### Data extract
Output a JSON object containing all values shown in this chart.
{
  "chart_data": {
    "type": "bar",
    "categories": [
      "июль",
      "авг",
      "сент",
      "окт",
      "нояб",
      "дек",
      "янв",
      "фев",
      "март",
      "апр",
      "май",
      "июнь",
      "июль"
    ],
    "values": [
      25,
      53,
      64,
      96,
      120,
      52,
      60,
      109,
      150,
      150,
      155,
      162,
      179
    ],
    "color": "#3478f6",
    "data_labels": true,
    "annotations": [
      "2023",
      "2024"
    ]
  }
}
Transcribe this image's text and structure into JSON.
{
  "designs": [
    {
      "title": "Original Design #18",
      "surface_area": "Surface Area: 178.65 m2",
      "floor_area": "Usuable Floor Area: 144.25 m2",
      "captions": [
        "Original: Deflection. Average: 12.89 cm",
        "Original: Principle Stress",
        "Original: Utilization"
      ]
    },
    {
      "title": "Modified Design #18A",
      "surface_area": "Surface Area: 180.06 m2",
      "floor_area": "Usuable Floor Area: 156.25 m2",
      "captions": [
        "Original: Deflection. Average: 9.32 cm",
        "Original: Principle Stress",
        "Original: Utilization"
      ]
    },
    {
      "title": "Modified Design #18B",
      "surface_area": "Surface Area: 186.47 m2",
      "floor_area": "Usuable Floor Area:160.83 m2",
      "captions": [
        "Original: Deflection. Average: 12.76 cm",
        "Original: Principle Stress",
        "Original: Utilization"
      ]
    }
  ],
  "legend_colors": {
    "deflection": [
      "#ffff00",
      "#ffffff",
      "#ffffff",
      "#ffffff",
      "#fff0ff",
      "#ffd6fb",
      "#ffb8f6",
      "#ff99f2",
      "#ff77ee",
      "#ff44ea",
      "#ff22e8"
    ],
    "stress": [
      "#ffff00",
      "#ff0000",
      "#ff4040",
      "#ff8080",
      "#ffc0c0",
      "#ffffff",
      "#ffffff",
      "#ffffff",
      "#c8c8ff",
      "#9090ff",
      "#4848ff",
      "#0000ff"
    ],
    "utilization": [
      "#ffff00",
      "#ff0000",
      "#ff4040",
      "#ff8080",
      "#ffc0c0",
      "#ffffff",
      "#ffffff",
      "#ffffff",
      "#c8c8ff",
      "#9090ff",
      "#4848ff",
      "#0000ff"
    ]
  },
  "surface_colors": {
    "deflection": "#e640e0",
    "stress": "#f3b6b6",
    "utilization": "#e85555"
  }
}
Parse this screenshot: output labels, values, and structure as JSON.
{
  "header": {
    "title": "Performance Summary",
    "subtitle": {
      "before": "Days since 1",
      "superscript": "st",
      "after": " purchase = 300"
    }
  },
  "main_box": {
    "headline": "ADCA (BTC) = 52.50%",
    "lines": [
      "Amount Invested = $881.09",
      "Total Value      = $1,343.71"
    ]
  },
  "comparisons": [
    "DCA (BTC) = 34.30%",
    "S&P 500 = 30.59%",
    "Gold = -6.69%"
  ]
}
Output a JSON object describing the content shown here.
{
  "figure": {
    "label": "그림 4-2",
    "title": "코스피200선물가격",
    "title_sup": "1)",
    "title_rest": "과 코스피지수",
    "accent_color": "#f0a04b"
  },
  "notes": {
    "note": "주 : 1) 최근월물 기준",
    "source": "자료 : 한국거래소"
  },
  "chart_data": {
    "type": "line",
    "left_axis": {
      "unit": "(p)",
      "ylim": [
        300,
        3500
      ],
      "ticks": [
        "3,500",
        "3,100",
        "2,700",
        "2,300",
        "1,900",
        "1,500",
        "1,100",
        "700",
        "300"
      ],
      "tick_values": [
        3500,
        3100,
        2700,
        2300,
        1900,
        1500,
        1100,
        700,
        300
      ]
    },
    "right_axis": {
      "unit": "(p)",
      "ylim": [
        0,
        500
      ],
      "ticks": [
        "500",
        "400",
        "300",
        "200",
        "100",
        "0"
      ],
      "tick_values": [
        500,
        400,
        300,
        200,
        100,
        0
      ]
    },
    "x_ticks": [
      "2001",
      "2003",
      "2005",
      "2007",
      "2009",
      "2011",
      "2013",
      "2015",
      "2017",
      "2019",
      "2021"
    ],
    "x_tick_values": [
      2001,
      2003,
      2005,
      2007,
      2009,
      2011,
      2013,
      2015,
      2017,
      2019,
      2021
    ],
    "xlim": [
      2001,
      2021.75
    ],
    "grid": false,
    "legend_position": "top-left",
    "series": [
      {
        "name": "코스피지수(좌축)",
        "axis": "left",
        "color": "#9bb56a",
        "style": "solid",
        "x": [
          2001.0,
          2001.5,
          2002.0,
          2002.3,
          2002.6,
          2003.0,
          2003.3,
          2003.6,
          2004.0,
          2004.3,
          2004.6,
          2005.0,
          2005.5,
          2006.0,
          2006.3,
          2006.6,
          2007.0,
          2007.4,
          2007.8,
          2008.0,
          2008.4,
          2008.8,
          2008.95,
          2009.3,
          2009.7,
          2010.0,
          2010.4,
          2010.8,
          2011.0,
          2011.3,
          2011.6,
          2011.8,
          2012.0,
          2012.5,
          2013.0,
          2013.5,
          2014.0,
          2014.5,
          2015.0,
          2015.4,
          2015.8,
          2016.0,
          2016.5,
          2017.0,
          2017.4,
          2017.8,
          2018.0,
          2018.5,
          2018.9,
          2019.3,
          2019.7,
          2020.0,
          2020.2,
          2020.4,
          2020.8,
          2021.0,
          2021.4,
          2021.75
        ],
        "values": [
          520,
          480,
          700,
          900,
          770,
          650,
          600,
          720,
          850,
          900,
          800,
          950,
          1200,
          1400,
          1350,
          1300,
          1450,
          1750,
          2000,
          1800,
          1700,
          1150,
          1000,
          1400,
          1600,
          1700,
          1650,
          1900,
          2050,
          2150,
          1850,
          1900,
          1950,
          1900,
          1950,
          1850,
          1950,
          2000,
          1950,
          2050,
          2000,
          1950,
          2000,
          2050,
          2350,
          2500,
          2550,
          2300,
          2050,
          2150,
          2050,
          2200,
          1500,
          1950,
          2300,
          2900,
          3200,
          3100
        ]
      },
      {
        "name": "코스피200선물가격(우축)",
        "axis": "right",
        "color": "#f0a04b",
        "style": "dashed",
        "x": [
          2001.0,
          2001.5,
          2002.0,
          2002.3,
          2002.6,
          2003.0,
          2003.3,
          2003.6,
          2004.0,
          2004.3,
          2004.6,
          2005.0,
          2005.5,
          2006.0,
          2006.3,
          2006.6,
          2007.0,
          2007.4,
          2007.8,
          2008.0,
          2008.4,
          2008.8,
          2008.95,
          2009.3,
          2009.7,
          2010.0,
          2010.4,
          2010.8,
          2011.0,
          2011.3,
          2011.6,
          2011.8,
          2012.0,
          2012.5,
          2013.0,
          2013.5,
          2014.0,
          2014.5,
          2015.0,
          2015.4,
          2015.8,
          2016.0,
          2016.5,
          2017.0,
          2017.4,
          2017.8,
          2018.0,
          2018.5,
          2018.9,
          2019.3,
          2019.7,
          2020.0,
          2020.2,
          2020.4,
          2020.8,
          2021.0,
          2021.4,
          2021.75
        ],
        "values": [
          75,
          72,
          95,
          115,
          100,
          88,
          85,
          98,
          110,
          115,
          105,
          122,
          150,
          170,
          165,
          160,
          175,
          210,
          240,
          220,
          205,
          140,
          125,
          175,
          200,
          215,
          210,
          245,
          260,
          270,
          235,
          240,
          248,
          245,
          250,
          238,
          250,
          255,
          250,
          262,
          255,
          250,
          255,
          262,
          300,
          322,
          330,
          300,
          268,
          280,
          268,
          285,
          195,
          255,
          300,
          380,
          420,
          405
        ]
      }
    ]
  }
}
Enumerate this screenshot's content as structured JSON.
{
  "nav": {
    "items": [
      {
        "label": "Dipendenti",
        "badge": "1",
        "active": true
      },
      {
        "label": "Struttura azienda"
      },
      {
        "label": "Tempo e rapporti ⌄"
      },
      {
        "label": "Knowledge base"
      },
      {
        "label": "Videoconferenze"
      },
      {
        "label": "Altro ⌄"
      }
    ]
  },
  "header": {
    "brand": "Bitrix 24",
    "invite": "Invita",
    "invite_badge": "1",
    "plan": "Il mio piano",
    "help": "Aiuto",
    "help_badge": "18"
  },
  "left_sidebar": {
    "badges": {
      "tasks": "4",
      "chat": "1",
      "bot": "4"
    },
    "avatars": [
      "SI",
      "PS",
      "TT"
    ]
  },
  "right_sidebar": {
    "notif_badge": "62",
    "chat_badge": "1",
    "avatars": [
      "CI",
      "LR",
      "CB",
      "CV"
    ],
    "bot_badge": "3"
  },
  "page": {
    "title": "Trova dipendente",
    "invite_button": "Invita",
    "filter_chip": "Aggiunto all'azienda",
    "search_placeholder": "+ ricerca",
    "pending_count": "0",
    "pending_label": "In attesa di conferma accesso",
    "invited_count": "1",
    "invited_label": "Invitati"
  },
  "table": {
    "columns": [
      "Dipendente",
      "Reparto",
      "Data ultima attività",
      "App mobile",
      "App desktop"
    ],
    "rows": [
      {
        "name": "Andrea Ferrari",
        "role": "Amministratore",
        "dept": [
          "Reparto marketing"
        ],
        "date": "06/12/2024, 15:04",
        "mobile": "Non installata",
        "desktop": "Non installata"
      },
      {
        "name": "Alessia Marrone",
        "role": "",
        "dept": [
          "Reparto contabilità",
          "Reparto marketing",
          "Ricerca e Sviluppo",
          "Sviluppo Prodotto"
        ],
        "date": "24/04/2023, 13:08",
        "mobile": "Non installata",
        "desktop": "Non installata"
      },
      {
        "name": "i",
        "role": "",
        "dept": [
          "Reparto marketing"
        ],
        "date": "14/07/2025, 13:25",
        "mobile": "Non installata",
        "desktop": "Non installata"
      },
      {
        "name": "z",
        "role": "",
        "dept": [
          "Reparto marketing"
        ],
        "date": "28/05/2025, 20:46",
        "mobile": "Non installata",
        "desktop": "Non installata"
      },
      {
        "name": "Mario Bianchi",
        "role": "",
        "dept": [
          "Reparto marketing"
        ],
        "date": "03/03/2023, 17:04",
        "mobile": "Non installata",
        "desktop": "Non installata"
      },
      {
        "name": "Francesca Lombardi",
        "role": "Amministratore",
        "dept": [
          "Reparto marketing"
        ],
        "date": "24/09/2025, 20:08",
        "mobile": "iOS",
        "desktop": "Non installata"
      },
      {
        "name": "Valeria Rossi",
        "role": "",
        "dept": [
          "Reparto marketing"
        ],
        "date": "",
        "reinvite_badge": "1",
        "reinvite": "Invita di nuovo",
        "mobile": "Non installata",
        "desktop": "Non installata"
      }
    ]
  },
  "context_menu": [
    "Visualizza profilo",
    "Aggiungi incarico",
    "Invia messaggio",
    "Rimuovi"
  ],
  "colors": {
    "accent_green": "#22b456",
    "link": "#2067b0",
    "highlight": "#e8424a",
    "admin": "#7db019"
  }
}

### Short exercise
Find the lines above that include the string "Floor" and copy them.

### Result of the task
      "floor_area": "Usuable Floor Area: 144.25 m2",
      "floor_area": "Usuable Floor Area: 156.25 m2",
      "floor_area": "Usuable Floor Area:160.83 m2",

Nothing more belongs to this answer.